* **Given request**
Set down the records once more, please, exactly and with the pictures left out.

Items from a dataset:
>>>>

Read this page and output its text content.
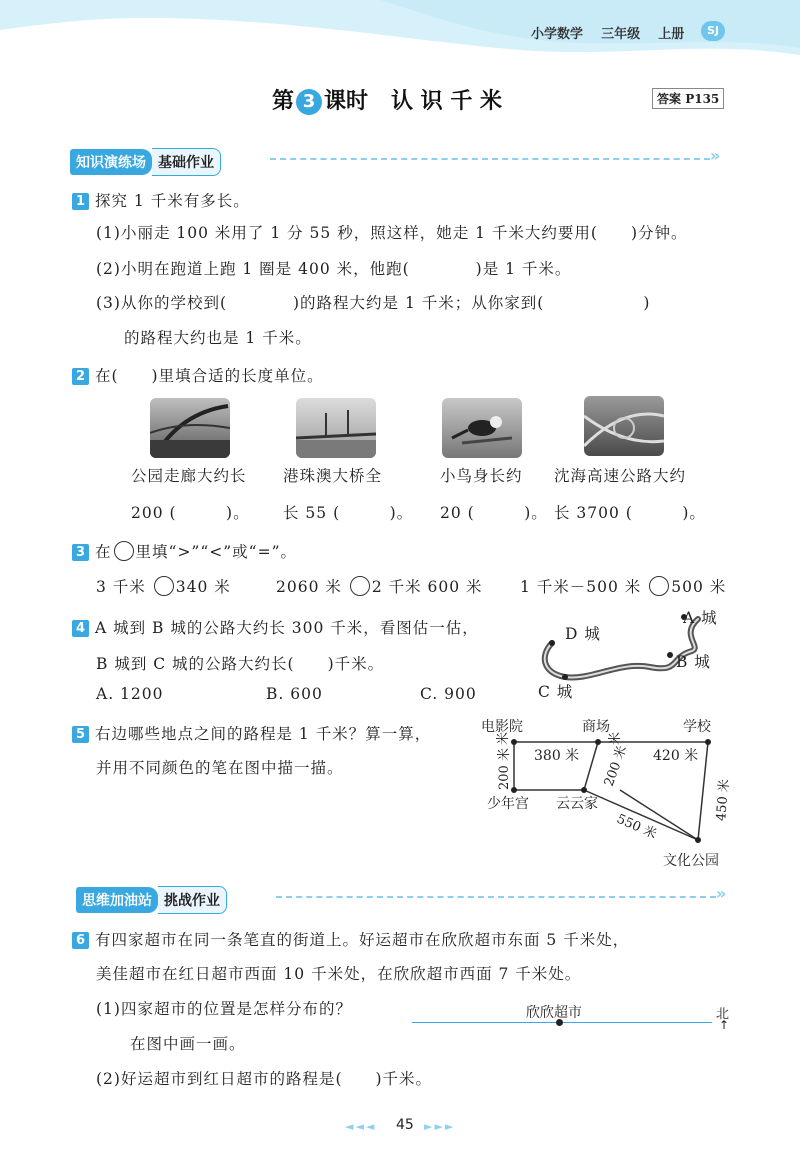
小学数学 三年级 上册	SJ
第 3 课时 认 识 千 米	答案 P135
知识演练场 基础作业	»
1 探究 1 千米有多长。
(1)小丽走 100 米用了 1 分 55 秒，照这样，她走 1 千米大约要用(　　)分钟。
(2)小明在跑道上跑 1 圈是 400 米，他跑(　　　　)是 1 千米。
(3)从你的学校到(　　　　)的路程大约是 1 千米；从你家到(　　　　　　)
的路程大约也是 1 千米。
2 在(　　)里填合适的长度单位。
公园走廊大约长
200 (　　　)。
港珠澳大桥全
长 55 (　　　)。
小鸟身长约
20 (　　　)。
沈海高速公路大约
长 3700 (　　　)。
3 在 里填“>”“<”或“=”。
3 千米 340 米	2060 米 2 千米 600 米 1 千米－500 米 500 米
4 A 城到 B 城的公路大约长 300 千米，看图估一估，
B 城到 C 城的公路大约长(　　)千米。
A. 1200	B. 600	C. 900
D 城
A 城
B 城
C 城
5 右边哪些地点之间的路程是 1 千米？算一算，
并用不同颜色的笔在图中描一描。
电影院	商场	学校
少年宫 云云家
文化公园
380 米	420 米
米	米
200 米	200 米
450 米
550 米
思维加油站 挑战作业	»
6 有四家超市在同一条笔直的街道上。好运超市在欣欣超市东面 5 千米处，
美佳超市在红日超市西面 10 千米处，在欣欣超市西面 7 千米处。
(1)四家超市的位置是怎样分布的？
在图中画一画。
(2)好运超市到红日超市的路程是(　　)千米。
欣欣超市	北
↑
◄◄◄ 45 ►►►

<<<<

* **Output for this exercise**
Read this page and output its text content.
小学数学 三年级 上册	SJ
第 3 课时 认 识 千 米	答案 P135
知识演练场 基础作业	»
1 探究 1 千米有多长。
(1)小丽走 100 米用了 1 分 55 秒，照这样，她走 1 千米大约要用(　　)分钟。
(2)小明在跑道上跑 1 圈是 400 米，他跑(　　　　)是 1 千米。
(3)从你的学校到(　　　　)的路程大约是 1 千米；从你家到(　　　　　　)
的路程大约也是 1 千米。
2 在(　　)里填合适的长度单位。
公园走廊大约长
200 (　　　)。
港珠澳大桥全
长 55 (　　　)。
小鸟身长约
20 (　　　)。
沈海高速公路大约
长 3700 (　　　)。
3 在 里填“>”“<”或“=”。
3 千米 340 米	2060 米 2 千米 600 米 1 千米－500 米 500 米
4 A 城到 B 城的公路大约长 300 千米，看图估一估，
B 城到 C 城的公路大约长(　　)千米。
A. 1200	B. 600	C. 900
D 城
A 城
B 城
C 城
5 右边哪些地点之间的路程是 1 千米？算一算，
并用不同颜色的笔在图中描一描。
电影院	商场	学校
少年宫 云云家
文化公园
380 米	420 米
米	米
200 米	200 米
450 米
550 米
思维加油站 挑战作业	»
6 有四家超市在同一条笔直的街道上。好运超市在欣欣超市东面 5 千米处，
美佳超市在红日超市西面 10 千米处，在欣欣超市西面 7 千米处。
(1)四家超市的位置是怎样分布的？
在图中画一画。
(2)好运超市到红日超市的路程是(　　)千米。
欣欣超市	北
↑
◄◄◄ 45 ►►►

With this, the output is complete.